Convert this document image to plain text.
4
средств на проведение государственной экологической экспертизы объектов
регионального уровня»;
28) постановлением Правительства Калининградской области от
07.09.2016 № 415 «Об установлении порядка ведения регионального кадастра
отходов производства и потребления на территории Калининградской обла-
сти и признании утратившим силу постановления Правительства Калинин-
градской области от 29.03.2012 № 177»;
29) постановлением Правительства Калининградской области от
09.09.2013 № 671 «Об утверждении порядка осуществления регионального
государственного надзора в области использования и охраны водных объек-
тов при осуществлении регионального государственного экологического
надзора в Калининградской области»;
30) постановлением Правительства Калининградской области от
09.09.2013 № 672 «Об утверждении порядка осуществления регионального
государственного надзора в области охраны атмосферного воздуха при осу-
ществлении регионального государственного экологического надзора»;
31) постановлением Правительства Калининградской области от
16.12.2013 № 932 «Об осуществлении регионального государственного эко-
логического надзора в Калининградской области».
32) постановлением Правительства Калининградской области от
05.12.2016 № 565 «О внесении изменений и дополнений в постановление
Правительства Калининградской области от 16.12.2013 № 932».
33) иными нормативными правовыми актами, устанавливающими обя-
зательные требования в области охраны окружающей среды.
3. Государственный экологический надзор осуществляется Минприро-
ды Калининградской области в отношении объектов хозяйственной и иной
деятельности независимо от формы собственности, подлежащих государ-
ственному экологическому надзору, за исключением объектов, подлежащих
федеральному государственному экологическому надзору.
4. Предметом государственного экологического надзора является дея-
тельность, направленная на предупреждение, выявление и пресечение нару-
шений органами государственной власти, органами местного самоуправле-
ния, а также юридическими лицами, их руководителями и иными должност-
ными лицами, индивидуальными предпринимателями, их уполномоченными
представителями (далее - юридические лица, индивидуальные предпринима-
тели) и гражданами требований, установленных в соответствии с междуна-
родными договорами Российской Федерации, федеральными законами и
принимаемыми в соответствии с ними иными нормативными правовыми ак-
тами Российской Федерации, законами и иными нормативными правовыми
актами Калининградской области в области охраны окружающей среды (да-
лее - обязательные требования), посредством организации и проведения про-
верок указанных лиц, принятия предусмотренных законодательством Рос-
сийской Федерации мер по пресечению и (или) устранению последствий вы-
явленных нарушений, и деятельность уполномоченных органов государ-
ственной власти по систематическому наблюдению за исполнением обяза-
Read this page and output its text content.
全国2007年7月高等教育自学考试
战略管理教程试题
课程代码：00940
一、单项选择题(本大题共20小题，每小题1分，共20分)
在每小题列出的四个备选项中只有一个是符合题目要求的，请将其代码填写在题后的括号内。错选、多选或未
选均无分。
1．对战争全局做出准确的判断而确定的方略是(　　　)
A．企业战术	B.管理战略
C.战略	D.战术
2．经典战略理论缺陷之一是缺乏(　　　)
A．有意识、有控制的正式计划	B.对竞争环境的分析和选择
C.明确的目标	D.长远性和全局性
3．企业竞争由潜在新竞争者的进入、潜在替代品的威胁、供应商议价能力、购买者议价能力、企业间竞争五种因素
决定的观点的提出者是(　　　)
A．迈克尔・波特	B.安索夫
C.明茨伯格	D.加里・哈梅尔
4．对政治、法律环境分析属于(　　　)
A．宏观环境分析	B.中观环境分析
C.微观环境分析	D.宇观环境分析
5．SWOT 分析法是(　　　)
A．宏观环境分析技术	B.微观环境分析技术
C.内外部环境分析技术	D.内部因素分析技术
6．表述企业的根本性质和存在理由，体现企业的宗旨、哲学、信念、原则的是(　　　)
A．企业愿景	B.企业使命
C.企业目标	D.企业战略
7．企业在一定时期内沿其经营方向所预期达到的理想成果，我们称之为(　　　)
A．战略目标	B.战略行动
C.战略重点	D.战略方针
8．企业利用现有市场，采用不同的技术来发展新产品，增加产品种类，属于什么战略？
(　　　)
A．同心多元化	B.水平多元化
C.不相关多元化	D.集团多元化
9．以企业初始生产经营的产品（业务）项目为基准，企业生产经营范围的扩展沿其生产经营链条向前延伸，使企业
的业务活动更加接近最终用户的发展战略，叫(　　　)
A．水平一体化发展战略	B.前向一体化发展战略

—————

Print all of the data exactly as it was given.

Convert this document image to plain text.
4
средств на проведение государственной экологической экспертизы объектов
регионального уровня»;
28) постановлением Правительства Калининградской области от
07.09.2016 № 415 «Об установлении порядка ведения регионального кадастра
отходов производства и потребления на территории Калининградской обла-
сти и признании утратившим силу постановления Правительства Калинин-
градской области от 29.03.2012 № 177»;
29) постановлением Правительства Калининградской области от
09.09.2013 № 671 «Об утверждении порядка осуществления регионального
государственного надзора в области использования и охраны водных объек-
тов при осуществлении регионального государственного экологического
надзора в Калининградской области»;
30) постановлением Правительства Калининградской области от
09.09.2013 № 672 «Об утверждении порядка осуществления регионального
государственного надзора в области охраны атмосферного воздуха при осу-
ществлении регионального государственного экологического надзора»;
31) постановлением Правительства Калининградской области от
16.12.2013 № 932 «Об осуществлении регионального государственного эко-
логического надзора в Калининградской области».
32) постановлением Правительства Калининградской области от
05.12.2016 № 565 «О внесении изменений и дополнений в постановление
Правительства Калининградской области от 16.12.2013 № 932».
33) иными нормативными правовыми актами, устанавливающими обя-
зательные требования в области охраны окружающей среды.
3. Государственный экологический надзор осуществляется Минприро-
ды Калининградской области в отношении объектов хозяйственной и иной
деятельности независимо от формы собственности, подлежащих государ-
ственному экологическому надзору, за исключением объектов, подлежащих
федеральному государственному экологическому надзору.
4. Предметом государственного экологического надзора является дея-
тельность, направленная на предупреждение, выявление и пресечение нару-
шений органами государственной власти, органами местного самоуправле-
ния, а также юридическими лицами, их руководителями и иными должност-
ными лицами, индивидуальными предпринимателями, их уполномоченными
представителями (далее - юридические лица, индивидуальные предпринима-
тели) и гражданами требований, установленных в соответствии с междуна-
родными договорами Российской Федерации, федеральными законами и
принимаемыми в соответствии с ними иными нормативными правовыми ак-
тами Российской Федерации, законами и иными нормативными правовыми
актами Калининградской области в области охраны окружающей среды (да-
лее - обязательные требования), посредством организации и проведения про-
верок указанных лиц, принятия предусмотренных законодательством Рос-
сийской Федерации мер по пресечению и (или) устранению последствий вы-
явленных нарушений, и деятельность уполномоченных органов государ-
ственной власти по систематическому наблюдению за исполнением обяза-
Read this page and output its text content.
全国2007年7月高等教育自学考试
战略管理教程试题
课程代码：00940
一、单项选择题(本大题共20小题，每小题1分，共20分)
在每小题列出的四个备选项中只有一个是符合题目要求的，请将其代码填写在题后的括号内。错选、多选或未
选均无分。
1．对战争全局做出准确的判断而确定的方略是(　　　)
A．企业战术	B.管理战略
C.战略	D.战术
2．经典战略理论缺陷之一是缺乏(　　　)
A．有意识、有控制的正式计划	B.对竞争环境的分析和选择
C.明确的目标	D.长远性和全局性
3．企业竞争由潜在新竞争者的进入、潜在替代品的威胁、供应商议价能力、购买者议价能力、企业间竞争五种因素
决定的观点的提出者是(　　　)
A．迈克尔・波特	B.安索夫
C.明茨伯格	D.加里・哈梅尔
4．对政治、法律环境分析属于(　　　)
A．宏观环境分析	B.中观环境分析
C.微观环境分析	D.宇观环境分析
5．SWOT 分析法是(　　　)
A．宏观环境分析技术	B.微观环境分析技术
C.内外部环境分析技术	D.内部因素分析技术
6．表述企业的根本性质和存在理由，体现企业的宗旨、哲学、信念、原则的是(　　　)
A．企业愿景	B.企业使命
C.企业目标	D.企业战略
7．企业在一定时期内沿其经营方向所预期达到的理想成果，我们称之为(　　　)
A．战略目标	B.战略行动
C.战略重点	D.战略方针
8．企业利用现有市场，采用不同的技术来发展新产品，增加产品种类，属于什么战略？
(　　　)
A．同心多元化	B.水平多元化
C.不相关多元化	D.集团多元化
9．以企业初始生产经营的产品（业务）项目为基准，企业生产经营范围的扩展沿其生产经营链条向前延伸，使企业
的业务活动更加接近最终用户的发展战略，叫(　　　)
A．水平一体化发展战略	B.前向一体化发展战略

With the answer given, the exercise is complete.